=== Task prompt ===
Copy every line in which the string "have" occurs.

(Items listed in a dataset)
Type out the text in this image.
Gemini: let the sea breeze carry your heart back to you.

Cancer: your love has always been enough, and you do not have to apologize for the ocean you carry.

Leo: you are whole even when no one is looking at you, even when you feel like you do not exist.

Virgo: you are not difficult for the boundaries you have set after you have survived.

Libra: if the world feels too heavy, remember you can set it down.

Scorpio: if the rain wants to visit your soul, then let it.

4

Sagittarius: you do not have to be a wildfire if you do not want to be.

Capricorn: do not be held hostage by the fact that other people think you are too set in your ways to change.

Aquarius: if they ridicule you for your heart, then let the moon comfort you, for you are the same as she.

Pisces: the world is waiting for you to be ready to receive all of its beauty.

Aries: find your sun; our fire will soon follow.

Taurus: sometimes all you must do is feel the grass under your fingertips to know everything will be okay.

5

=== Written answer ===
Cancer: your love has always been enough, and you do not have to apologize for the ocean you carry.
Virgo: you are not difficult for the boundaries you have set after you have survived.
Sagittarius: you do not have to be a wildfire if you do not want to be.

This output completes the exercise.